WHAT YOU WILL DO>
Reproduce all of the material exactly as shown.

RECORD LIST>

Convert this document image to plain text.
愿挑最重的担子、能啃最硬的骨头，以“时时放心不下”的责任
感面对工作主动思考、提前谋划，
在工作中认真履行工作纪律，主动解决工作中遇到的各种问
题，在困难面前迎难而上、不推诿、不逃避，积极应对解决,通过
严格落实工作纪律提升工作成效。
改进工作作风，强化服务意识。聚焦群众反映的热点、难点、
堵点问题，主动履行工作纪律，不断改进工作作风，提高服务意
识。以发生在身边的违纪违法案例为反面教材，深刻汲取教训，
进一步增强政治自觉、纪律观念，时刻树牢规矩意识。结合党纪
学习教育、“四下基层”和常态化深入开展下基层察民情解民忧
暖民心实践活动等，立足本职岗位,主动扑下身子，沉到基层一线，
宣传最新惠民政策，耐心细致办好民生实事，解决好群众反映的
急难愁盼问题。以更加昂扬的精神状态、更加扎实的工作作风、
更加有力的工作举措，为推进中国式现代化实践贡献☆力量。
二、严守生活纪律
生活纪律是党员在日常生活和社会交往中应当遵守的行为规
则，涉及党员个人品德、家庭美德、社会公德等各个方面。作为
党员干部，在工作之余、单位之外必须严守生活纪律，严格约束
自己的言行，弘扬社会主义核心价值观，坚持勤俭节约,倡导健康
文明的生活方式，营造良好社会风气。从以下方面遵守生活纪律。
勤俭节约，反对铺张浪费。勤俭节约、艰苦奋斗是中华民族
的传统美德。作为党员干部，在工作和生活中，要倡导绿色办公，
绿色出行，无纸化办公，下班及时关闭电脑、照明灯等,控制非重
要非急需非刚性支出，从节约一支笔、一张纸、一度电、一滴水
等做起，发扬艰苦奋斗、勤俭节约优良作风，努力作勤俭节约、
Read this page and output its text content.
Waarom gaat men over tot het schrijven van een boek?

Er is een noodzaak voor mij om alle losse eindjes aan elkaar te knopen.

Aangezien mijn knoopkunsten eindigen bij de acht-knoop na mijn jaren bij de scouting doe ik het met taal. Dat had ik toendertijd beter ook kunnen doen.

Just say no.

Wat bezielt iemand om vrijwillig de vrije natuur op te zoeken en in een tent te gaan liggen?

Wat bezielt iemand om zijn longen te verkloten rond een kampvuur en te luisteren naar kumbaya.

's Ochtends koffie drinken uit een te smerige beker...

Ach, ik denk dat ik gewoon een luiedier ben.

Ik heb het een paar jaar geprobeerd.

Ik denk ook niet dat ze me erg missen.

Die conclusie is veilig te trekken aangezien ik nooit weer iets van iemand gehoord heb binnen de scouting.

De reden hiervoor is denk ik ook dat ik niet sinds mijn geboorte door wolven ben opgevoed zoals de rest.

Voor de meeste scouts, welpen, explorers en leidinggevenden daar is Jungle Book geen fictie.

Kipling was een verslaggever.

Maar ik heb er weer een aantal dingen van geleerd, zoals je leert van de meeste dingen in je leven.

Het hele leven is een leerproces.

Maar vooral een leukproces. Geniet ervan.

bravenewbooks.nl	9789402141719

EXERCISE OUTPUT>
Convert this document image to plain text.
愿挑最重的担子、能啃最硬的骨头，以“时时放心不下”的责任
感面对工作主动思考、提前谋划，
在工作中认真履行工作纪律，主动解决工作中遇到的各种问
题，在困难面前迎难而上、不推诿、不逃避，积极应对解决,通过
严格落实工作纪律提升工作成效。
改进工作作风，强化服务意识。聚焦群众反映的热点、难点、
堵点问题，主动履行工作纪律，不断改进工作作风，提高服务意
识。以发生在身边的违纪违法案例为反面教材，深刻汲取教训，
进一步增强政治自觉、纪律观念，时刻树牢规矩意识。结合党纪
学习教育、“四下基层”和常态化深入开展下基层察民情解民忧
暖民心实践活动等，立足本职岗位,主动扑下身子，沉到基层一线，
宣传最新惠民政策，耐心细致办好民生实事，解决好群众反映的
急难愁盼问题。以更加昂扬的精神状态、更加扎实的工作作风、
更加有力的工作举措，为推进中国式现代化实践贡献☆力量。
二、严守生活纪律
生活纪律是党员在日常生活和社会交往中应当遵守的行为规
则，涉及党员个人品德、家庭美德、社会公德等各个方面。作为
党员干部，在工作之余、单位之外必须严守生活纪律，严格约束
自己的言行，弘扬社会主义核心价值观，坚持勤俭节约,倡导健康
文明的生活方式，营造良好社会风气。从以下方面遵守生活纪律。
勤俭节约，反对铺张浪费。勤俭节约、艰苦奋斗是中华民族
的传统美德。作为党员干部，在工作和生活中，要倡导绿色办公，
绿色出行，无纸化办公，下班及时关闭电脑、照明灯等,控制非重
要非急需非刚性支出，从节约一支笔、一张纸、一度电、一滴水
等做起，发扬艰苦奋斗、勤俭节约优良作风，努力作勤俭节约、
Read this page and output its text content.
Waarom gaat men over tot het schrijven van een boek?

Er is een noodzaak voor mij om alle losse eindjes aan elkaar te knopen.

Aangezien mijn knoopkunsten eindigen bij de acht-knoop na mijn jaren bij de scouting doe ik het met taal. Dat had ik toendertijd beter ook kunnen doen.

Just say no.

Wat bezielt iemand om vrijwillig de vrije natuur op te zoeken en in een tent te gaan liggen?

Wat bezielt iemand om zijn longen te verkloten rond een kampvuur en te luisteren naar kumbaya.

's Ochtends koffie drinken uit een te smerige beker...

Ach, ik denk dat ik gewoon een luiedier ben.

Ik heb het een paar jaar geprobeerd.

Ik denk ook niet dat ze me erg missen.

Die conclusie is veilig te trekken aangezien ik nooit weer iets van iemand gehoord heb binnen de scouting.

De reden hiervoor is denk ik ook dat ik niet sinds mijn geboorte door wolven ben opgevoed zoals de rest.

Voor de meeste scouts, welpen, explorers en leidinggevenden daar is Jungle Book geen fictie.

Kipling was een verslaggever.

Maar ik heb er weer een aantal dingen van geleerd, zoals je leert van de meeste dingen in je leven.

Het hele leven is een leerproces.

Maar vooral een leukproces. Geniet ervan.

bravenewbooks.nl	9789402141719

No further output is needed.